## Problem details
Filter these entries, keeping only lines that hold the word "name".

· · ·

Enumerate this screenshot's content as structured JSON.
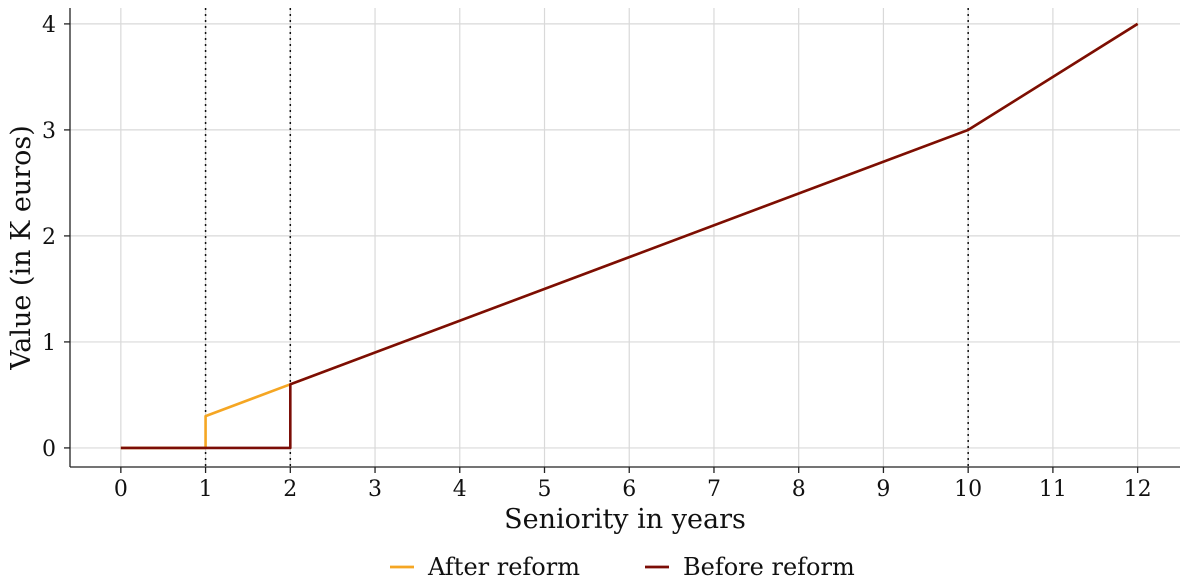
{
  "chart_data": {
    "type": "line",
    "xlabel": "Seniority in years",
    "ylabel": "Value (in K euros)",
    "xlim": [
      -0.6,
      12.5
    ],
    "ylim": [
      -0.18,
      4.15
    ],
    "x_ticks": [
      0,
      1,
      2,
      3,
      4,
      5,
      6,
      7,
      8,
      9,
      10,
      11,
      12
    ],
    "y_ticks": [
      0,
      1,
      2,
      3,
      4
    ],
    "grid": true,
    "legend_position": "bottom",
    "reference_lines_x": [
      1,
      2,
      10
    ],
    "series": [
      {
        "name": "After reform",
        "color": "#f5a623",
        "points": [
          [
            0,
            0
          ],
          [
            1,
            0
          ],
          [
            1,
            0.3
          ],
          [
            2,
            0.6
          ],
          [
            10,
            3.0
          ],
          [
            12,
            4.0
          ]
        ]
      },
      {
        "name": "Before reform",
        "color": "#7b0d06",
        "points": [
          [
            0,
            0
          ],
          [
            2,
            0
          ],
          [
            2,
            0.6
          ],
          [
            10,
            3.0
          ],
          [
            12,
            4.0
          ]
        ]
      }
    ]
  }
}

· · ·

## Answer for the task
        "name": "After reform",
        "name": "Before reform",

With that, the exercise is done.